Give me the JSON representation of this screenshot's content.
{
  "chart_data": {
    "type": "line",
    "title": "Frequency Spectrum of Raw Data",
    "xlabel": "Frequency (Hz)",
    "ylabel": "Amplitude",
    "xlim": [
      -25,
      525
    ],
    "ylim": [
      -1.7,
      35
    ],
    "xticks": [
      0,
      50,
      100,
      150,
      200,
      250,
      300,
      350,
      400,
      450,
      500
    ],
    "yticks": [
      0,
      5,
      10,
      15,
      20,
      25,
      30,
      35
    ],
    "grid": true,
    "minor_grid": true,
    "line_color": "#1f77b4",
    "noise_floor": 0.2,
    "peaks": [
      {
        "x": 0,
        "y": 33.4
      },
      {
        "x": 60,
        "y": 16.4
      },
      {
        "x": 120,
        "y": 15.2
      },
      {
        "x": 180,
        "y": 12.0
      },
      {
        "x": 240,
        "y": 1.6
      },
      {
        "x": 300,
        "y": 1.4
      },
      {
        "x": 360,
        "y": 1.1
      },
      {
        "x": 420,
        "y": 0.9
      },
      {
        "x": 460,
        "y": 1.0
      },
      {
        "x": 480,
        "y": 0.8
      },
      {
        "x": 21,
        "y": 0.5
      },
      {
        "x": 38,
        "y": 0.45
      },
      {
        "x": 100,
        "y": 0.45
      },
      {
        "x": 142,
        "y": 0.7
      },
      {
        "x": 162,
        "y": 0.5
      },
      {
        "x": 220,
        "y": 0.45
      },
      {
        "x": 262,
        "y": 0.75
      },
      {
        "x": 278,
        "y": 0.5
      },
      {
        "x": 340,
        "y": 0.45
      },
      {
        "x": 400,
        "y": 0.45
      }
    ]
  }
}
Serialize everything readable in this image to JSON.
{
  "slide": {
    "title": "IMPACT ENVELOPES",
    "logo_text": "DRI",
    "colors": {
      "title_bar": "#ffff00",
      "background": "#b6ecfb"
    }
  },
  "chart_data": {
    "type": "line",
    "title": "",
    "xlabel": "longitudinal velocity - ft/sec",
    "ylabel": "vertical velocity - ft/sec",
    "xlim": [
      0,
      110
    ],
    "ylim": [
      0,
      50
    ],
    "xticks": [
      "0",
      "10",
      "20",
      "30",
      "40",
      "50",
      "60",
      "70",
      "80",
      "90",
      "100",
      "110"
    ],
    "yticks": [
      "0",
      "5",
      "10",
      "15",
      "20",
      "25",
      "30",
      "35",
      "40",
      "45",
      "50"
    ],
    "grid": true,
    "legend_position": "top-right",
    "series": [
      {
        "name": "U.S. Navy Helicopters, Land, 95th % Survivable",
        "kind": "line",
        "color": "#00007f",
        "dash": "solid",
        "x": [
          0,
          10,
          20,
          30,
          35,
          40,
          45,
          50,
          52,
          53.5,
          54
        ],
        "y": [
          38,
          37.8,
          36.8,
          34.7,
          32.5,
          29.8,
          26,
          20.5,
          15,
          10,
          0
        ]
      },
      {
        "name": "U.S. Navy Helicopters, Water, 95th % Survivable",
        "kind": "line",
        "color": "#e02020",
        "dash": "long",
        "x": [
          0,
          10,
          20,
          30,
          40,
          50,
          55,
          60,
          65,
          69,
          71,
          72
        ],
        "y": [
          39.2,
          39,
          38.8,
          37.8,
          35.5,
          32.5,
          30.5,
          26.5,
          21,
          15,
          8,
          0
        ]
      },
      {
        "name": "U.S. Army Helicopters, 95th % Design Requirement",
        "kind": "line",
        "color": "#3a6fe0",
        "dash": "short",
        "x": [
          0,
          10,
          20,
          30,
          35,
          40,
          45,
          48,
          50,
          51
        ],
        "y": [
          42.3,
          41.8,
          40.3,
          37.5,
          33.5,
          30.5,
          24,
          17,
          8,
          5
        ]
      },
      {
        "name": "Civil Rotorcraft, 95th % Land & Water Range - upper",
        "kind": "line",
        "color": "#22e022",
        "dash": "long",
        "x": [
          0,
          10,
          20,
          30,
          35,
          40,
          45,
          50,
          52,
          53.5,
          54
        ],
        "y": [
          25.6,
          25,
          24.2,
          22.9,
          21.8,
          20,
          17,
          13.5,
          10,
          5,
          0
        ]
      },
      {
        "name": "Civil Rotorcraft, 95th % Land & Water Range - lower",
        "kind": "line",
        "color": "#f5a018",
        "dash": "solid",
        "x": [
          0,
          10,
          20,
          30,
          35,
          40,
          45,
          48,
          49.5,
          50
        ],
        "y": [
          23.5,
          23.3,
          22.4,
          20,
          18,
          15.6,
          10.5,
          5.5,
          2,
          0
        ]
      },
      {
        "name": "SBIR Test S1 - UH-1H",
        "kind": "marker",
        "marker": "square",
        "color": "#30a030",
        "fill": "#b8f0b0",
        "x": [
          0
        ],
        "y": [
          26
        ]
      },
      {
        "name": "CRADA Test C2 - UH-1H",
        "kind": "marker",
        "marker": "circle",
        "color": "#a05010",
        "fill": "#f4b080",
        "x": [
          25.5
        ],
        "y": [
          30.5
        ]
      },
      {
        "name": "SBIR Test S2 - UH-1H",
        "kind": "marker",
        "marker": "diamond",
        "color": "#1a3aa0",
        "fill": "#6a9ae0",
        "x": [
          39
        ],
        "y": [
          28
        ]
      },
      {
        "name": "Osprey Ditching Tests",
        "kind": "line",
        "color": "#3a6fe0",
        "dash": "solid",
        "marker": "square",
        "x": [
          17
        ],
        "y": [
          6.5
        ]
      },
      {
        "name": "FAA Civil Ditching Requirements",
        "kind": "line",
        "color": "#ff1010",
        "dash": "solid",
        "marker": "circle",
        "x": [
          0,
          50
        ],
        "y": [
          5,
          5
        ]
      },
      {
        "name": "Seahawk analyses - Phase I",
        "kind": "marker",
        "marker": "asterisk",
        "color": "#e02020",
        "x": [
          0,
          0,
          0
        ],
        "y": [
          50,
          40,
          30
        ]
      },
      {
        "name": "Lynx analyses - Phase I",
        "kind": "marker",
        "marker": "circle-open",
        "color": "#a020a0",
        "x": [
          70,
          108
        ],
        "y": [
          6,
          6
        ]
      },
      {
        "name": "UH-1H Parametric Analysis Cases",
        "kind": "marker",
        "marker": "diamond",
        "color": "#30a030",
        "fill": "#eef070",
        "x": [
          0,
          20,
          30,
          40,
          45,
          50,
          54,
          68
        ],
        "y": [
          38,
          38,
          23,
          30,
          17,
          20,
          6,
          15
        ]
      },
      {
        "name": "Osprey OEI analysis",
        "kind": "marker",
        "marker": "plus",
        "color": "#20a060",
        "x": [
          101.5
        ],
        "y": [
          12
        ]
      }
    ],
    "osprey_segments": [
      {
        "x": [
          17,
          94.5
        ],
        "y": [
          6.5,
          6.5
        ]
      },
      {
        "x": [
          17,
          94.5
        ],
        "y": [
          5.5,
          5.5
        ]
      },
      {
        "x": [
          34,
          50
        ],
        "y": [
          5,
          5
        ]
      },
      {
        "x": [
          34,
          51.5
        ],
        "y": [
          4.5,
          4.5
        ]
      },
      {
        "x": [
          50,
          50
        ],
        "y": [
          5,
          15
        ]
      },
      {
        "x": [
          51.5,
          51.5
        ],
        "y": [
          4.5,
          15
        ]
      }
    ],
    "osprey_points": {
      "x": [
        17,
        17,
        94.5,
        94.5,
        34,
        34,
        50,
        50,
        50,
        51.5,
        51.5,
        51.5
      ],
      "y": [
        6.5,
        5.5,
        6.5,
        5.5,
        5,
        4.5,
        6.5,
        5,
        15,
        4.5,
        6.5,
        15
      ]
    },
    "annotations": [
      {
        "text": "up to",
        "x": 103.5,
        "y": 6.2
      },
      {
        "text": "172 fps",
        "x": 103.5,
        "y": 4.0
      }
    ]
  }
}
········
> [Objective]
Where does the word "JSON" appear? Return each line that holds it.

> [The result]
Give me the JSON representation of this screenshot's content.
Serialize everything readable in this image to JSON.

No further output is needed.